#### [TO DO]
Reproduce the listing below exactly, minus its pictures.

#### [Saved entries]
☆ ☆ ☆ ☆ ☆ ☆ ☆

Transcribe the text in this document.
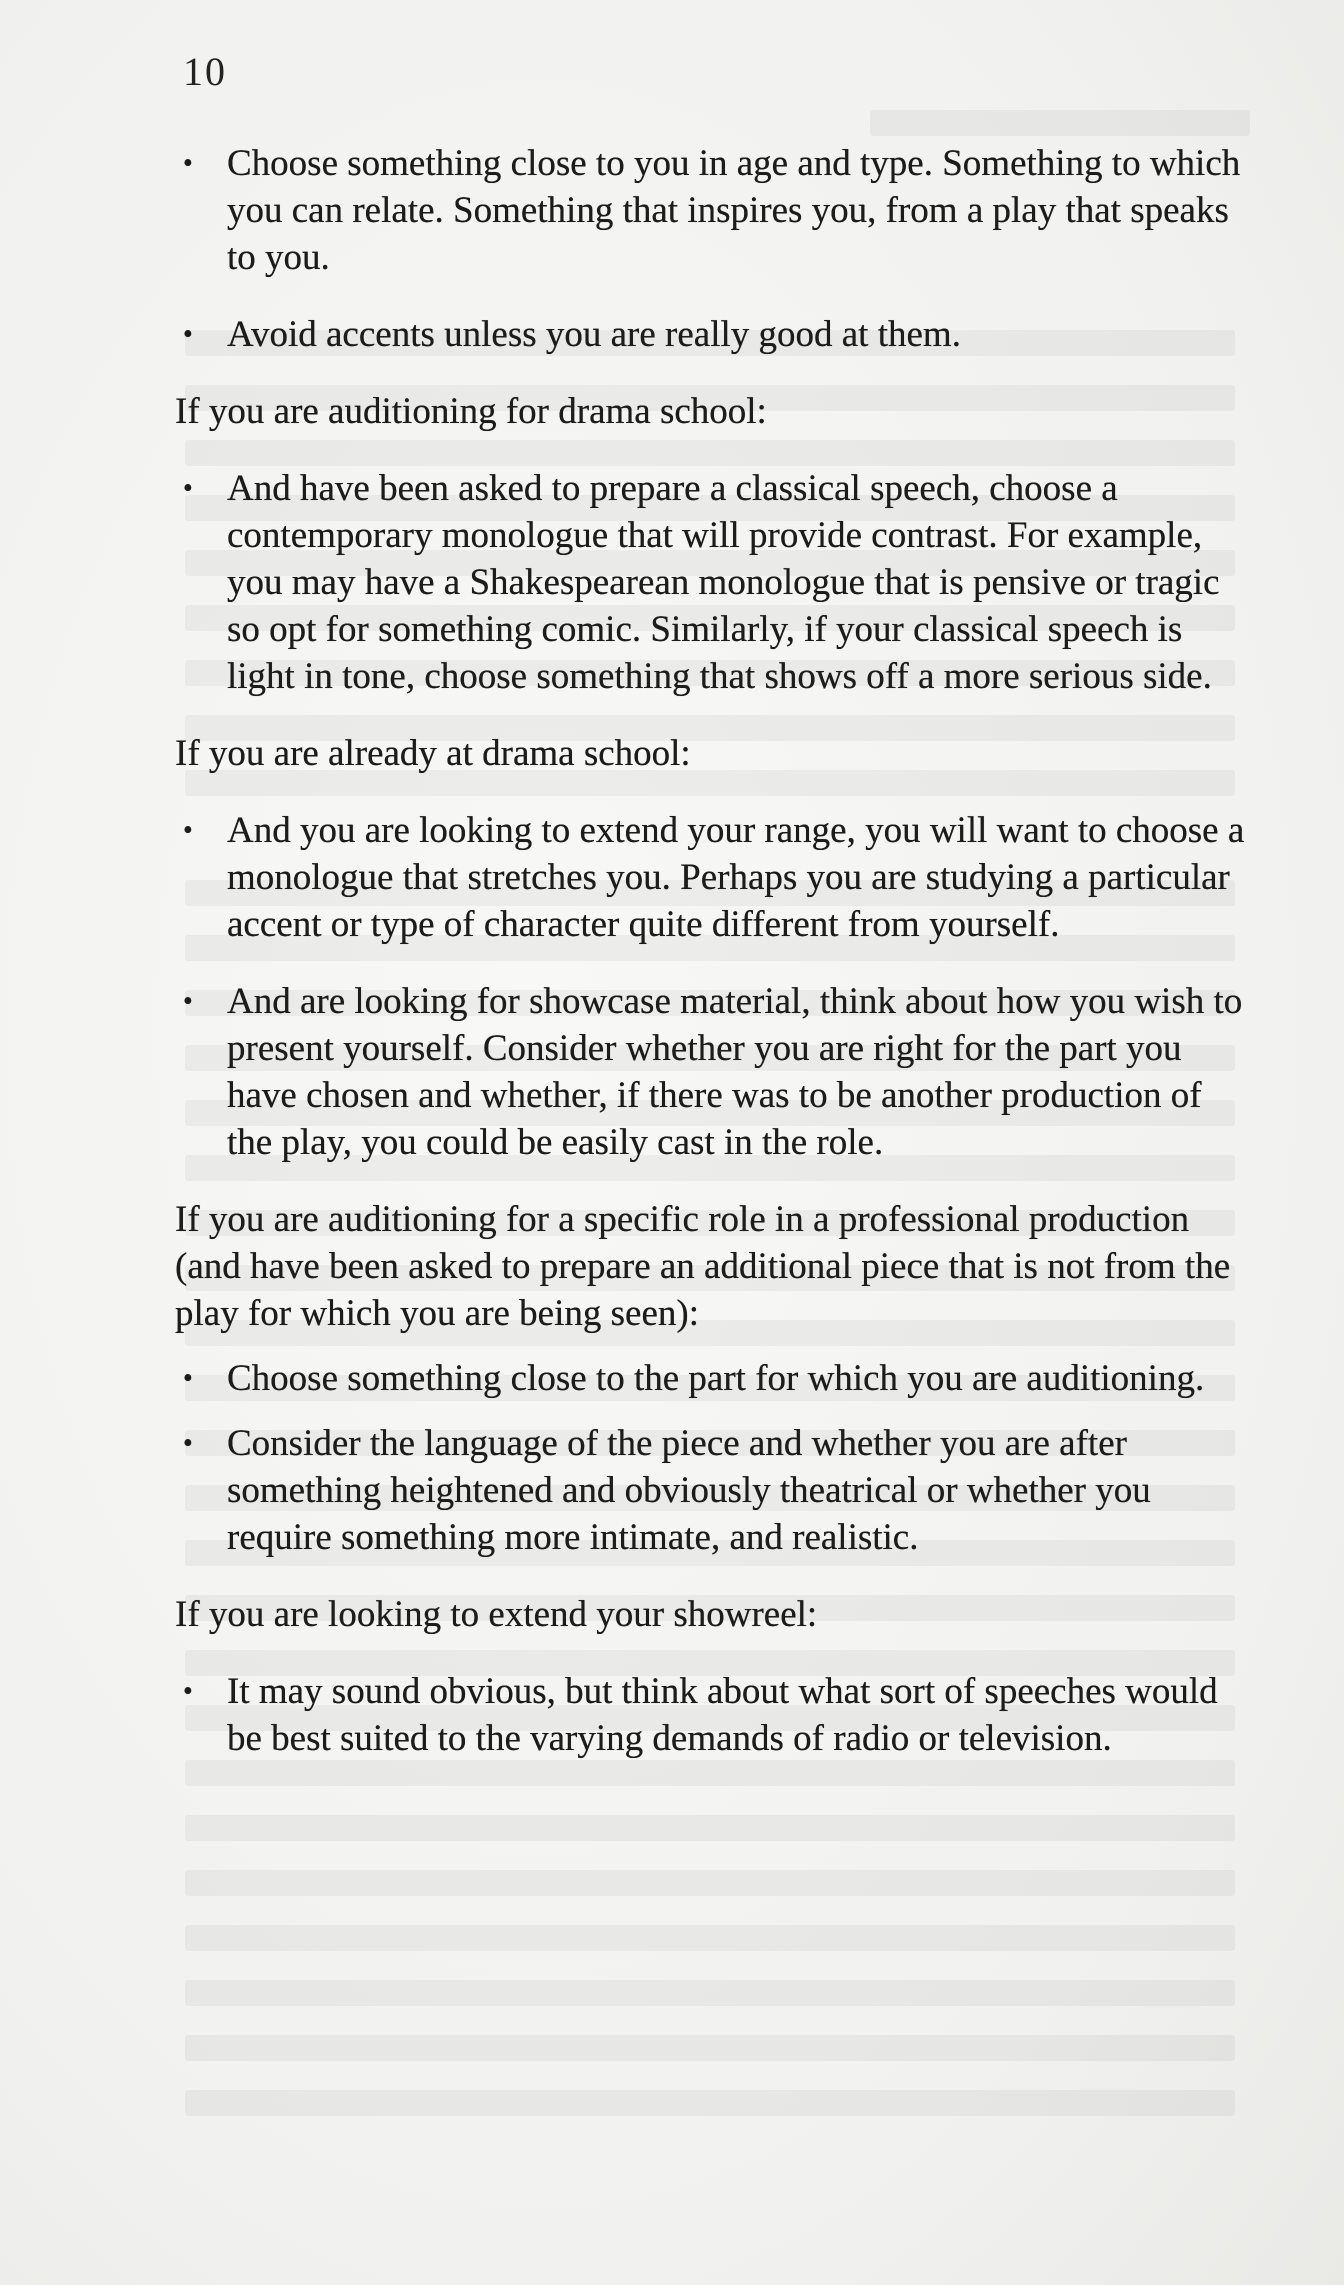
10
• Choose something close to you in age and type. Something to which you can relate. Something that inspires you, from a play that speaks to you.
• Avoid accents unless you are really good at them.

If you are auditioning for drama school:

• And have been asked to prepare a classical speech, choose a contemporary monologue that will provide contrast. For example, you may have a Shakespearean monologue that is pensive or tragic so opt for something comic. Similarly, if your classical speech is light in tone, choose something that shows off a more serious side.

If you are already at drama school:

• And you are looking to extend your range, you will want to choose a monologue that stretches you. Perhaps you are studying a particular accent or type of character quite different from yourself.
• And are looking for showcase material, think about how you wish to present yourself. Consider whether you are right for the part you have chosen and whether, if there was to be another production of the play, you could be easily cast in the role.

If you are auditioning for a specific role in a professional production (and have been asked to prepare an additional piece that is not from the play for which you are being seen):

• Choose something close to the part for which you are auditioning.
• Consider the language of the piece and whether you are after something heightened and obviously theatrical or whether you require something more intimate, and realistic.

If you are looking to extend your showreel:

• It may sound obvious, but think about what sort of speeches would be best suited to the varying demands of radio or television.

☆ ☆ ☆ ☆ ☆ ☆ ☆

#### [THE COMPLETED TASK]
Transcribe the text in this document.
10
• Choose something close to you in age and type. Something to which you can relate. Something that inspires you, from a play that speaks to you.
• Avoid accents unless you are really good at them.

If you are auditioning for drama school:

• And have been asked to prepare a classical speech, choose a contemporary monologue that will provide contrast. For example, you may have a Shakespearean monologue that is pensive or tragic so opt for something comic. Similarly, if your classical speech is light in tone, choose something that shows off a more serious side.

If you are already at drama school:

• And you are looking to extend your range, you will want to choose a monologue that stretches you. Perhaps you are studying a particular accent or type of character quite different from yourself.
• And are looking for showcase material, think about how you wish to present yourself. Consider whether you are right for the part you have chosen and whether, if there was to be another production of the play, you could be easily cast in the role.

If you are auditioning for a specific role in a professional production (and have been asked to prepare an additional piece that is not from the play for which you are being seen):

• Choose something close to the part for which you are auditioning.
• Consider the language of the piece and whether you are after something heightened and obviously theatrical or whether you require something more intimate, and realistic.

If you are looking to extend your showreel:

• It may sound obvious, but think about what sort of speeches would be best suited to the varying demands of radio or television.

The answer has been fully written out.